■ Your instructions ■
In the data, extract each line that holds the string "Join".
%%
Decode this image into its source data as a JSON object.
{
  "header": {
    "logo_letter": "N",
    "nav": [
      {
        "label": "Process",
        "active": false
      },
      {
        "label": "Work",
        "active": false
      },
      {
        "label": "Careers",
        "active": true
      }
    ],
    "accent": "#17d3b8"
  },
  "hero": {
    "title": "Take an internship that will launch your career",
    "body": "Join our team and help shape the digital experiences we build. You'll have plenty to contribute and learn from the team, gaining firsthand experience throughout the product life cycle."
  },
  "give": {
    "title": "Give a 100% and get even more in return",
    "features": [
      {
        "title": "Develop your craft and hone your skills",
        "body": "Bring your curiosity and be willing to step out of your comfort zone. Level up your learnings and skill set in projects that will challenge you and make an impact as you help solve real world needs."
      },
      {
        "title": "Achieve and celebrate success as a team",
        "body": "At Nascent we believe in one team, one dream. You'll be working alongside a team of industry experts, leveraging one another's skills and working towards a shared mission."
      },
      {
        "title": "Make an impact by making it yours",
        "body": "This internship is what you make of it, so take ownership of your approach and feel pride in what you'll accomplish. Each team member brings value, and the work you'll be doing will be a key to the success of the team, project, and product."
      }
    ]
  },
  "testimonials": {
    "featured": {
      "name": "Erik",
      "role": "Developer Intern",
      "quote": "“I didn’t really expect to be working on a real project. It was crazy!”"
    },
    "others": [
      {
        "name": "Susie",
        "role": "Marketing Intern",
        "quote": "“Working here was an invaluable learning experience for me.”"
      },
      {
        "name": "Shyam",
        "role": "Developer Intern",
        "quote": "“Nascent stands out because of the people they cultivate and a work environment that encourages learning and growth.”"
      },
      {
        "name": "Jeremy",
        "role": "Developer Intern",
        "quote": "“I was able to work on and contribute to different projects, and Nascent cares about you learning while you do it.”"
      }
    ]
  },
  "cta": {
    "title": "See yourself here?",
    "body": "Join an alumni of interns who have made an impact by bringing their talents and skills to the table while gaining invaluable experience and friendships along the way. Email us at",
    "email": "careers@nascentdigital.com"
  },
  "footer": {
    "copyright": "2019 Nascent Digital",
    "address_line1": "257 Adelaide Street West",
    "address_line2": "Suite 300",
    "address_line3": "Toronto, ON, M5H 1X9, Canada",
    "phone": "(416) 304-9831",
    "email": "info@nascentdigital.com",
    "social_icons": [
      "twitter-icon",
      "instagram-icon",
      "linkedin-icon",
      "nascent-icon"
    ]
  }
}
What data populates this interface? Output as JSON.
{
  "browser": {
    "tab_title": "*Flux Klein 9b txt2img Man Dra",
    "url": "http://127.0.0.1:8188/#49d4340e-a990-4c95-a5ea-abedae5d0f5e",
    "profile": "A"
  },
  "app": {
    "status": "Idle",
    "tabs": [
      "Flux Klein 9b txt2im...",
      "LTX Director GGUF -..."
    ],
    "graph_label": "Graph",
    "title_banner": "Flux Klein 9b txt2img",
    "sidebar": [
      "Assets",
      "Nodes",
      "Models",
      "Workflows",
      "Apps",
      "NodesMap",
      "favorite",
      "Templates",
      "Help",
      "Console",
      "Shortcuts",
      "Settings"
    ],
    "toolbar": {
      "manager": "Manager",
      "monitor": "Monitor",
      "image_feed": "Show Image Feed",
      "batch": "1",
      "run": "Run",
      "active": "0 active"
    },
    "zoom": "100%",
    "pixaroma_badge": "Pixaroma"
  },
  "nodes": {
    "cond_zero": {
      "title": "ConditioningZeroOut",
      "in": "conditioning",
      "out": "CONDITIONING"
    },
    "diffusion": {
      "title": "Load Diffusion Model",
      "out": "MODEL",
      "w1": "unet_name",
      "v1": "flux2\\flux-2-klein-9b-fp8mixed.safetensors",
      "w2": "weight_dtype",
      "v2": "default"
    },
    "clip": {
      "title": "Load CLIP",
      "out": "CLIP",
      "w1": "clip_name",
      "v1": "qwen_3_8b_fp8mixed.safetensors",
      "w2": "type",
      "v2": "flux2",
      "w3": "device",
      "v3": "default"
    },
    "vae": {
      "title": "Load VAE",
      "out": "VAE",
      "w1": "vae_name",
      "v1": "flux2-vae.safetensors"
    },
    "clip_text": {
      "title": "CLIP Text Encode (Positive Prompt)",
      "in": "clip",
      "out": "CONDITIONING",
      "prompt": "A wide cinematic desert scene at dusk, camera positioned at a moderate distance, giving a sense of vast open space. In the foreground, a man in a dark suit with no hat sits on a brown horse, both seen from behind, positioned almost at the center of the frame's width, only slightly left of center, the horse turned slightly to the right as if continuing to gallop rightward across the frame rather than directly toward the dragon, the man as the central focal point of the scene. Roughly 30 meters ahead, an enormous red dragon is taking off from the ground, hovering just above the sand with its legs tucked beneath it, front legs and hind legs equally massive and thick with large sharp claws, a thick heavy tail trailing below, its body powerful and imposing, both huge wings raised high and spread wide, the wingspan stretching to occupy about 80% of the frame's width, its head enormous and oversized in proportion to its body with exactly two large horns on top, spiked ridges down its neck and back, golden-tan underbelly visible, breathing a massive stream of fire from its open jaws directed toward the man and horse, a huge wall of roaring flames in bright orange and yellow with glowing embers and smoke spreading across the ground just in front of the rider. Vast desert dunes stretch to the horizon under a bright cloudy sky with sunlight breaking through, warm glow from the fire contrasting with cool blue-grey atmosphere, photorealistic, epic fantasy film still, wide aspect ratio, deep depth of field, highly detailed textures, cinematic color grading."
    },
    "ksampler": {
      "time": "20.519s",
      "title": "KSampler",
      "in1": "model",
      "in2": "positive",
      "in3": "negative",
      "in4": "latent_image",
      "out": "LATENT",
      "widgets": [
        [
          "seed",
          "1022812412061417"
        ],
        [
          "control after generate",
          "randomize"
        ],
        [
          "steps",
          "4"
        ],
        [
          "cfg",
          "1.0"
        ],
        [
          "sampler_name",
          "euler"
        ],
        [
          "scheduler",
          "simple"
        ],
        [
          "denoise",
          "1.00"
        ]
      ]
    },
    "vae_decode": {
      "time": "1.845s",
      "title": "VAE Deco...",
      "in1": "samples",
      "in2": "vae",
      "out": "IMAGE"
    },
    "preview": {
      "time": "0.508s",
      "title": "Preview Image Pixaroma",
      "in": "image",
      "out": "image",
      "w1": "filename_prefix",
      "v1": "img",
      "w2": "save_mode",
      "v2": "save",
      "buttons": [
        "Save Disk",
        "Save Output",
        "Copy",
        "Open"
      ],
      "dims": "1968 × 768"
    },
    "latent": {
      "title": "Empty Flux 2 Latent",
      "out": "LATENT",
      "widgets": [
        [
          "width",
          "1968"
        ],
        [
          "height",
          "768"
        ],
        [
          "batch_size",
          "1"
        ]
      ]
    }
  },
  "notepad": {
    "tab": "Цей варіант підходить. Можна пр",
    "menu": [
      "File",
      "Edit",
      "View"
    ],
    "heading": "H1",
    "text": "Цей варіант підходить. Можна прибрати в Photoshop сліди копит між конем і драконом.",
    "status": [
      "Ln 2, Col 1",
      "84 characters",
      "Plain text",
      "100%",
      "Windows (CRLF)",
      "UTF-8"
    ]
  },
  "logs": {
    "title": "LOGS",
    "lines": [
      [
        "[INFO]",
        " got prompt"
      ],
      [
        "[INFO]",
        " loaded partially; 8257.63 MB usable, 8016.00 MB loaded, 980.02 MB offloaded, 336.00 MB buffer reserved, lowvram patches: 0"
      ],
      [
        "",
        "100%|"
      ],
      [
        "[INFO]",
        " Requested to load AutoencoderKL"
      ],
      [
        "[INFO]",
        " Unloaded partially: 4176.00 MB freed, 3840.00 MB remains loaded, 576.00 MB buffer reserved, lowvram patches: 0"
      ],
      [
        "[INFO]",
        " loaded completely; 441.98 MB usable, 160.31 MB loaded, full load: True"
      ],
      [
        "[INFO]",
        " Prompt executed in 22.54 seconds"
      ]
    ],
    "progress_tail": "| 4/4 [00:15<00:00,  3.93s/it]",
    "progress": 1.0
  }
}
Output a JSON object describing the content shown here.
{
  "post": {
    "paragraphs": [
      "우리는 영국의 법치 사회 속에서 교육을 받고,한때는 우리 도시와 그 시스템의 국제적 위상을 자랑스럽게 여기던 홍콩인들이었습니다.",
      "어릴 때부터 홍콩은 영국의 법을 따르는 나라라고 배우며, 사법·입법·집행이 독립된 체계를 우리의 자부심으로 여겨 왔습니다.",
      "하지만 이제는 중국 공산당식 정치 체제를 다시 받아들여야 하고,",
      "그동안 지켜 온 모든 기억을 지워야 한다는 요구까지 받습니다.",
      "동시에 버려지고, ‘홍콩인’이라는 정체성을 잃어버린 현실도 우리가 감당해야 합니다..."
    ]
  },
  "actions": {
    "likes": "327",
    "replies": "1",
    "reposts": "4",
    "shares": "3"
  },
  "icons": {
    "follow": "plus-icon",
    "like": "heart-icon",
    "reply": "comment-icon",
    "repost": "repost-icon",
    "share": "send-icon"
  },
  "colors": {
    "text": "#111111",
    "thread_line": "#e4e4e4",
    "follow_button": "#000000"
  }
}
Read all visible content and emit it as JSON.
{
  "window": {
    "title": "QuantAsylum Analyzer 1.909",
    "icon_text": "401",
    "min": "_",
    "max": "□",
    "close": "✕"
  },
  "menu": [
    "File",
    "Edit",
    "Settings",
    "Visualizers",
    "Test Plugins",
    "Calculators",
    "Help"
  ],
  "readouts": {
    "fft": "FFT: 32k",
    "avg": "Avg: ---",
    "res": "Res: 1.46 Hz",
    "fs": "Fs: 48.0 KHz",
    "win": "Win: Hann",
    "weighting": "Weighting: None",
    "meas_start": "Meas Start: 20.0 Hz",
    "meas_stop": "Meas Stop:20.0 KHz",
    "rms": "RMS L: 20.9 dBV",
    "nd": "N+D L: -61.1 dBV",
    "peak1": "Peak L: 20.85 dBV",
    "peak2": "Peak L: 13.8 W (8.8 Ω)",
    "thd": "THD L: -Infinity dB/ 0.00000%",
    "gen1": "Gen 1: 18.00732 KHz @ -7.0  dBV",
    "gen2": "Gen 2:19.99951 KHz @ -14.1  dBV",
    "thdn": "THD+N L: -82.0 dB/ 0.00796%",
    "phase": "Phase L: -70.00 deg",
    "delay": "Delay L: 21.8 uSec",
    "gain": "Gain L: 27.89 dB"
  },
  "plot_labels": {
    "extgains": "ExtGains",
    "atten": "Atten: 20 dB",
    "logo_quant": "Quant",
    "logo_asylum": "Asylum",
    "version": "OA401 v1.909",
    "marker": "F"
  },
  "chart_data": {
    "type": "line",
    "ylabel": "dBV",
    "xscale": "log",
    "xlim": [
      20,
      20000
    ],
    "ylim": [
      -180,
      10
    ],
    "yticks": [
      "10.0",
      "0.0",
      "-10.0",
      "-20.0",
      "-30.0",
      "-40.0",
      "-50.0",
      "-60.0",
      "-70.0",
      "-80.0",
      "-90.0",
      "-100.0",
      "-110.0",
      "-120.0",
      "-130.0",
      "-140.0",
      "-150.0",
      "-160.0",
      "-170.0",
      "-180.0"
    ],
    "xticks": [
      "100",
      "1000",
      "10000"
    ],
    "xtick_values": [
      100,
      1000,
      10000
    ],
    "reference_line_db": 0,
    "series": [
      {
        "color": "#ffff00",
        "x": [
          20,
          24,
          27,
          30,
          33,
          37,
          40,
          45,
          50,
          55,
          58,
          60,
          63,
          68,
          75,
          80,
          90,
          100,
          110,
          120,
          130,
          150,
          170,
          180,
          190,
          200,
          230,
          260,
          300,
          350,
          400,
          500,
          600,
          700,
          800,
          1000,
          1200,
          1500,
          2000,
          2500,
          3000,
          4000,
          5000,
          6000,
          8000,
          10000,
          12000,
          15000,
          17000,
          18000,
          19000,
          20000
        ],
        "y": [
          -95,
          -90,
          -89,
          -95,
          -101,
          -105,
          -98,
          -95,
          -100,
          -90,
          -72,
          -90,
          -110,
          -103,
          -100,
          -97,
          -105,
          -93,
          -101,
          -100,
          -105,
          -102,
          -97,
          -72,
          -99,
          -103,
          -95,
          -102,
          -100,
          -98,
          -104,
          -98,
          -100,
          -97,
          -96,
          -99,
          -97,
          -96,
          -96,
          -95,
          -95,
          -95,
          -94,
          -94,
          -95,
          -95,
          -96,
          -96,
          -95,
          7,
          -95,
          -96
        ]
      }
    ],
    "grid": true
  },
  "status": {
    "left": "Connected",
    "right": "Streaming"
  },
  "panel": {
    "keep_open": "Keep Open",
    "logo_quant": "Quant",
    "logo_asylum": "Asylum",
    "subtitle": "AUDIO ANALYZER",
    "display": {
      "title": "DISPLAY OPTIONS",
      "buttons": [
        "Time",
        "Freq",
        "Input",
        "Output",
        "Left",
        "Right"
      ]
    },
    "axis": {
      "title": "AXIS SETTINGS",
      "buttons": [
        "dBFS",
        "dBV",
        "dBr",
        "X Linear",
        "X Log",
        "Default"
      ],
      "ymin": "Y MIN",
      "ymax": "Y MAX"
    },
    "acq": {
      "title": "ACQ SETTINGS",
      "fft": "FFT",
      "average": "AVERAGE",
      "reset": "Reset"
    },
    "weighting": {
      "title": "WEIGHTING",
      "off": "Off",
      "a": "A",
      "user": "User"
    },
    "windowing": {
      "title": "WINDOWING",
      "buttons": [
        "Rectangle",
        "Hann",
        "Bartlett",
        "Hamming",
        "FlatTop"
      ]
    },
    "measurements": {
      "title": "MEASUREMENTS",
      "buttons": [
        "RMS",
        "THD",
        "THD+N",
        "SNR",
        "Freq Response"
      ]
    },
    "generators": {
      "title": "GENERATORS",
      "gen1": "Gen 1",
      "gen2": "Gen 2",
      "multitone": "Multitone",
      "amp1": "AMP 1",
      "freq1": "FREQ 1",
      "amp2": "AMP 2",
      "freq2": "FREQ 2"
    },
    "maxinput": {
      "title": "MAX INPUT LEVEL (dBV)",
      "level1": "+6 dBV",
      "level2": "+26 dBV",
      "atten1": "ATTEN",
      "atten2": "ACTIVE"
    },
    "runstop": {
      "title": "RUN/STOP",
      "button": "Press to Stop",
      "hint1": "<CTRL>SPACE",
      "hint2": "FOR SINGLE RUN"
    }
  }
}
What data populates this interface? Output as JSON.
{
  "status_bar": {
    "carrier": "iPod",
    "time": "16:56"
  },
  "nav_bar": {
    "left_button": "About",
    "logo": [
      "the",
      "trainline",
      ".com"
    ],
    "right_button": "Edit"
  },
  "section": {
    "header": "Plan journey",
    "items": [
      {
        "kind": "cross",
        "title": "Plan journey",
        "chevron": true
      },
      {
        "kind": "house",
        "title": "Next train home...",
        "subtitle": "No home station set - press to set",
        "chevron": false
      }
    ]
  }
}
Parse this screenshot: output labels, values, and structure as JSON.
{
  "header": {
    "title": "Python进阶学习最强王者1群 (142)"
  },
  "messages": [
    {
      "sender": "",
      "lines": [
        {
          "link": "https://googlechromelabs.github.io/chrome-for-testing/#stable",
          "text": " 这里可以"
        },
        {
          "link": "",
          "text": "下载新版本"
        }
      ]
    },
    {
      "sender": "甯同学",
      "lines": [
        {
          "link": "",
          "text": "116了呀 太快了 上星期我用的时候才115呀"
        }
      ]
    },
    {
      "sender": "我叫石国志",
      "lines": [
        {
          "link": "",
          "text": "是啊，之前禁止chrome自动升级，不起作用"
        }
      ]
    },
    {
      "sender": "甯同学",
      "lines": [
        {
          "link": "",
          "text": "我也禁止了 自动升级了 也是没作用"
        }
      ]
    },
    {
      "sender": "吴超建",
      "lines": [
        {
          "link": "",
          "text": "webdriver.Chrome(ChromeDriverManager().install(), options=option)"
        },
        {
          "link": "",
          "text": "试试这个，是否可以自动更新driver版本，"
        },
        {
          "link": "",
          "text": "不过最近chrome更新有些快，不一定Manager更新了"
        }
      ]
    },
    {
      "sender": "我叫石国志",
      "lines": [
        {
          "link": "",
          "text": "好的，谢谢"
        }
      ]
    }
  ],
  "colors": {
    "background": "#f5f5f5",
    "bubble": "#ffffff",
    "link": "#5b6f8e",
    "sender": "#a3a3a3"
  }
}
%%
■ Task answer ■
    "body": "Join our team and help shape the digital experiences we build. You'll have plenty to contribute and learn from the team, gaining firsthand experience throughout the product life cycle."
    "body": "Join an alumni of interns who have made an impact by bringing their talents and skills to the table while gaining invaluable experience and friendships along the way. Email us at",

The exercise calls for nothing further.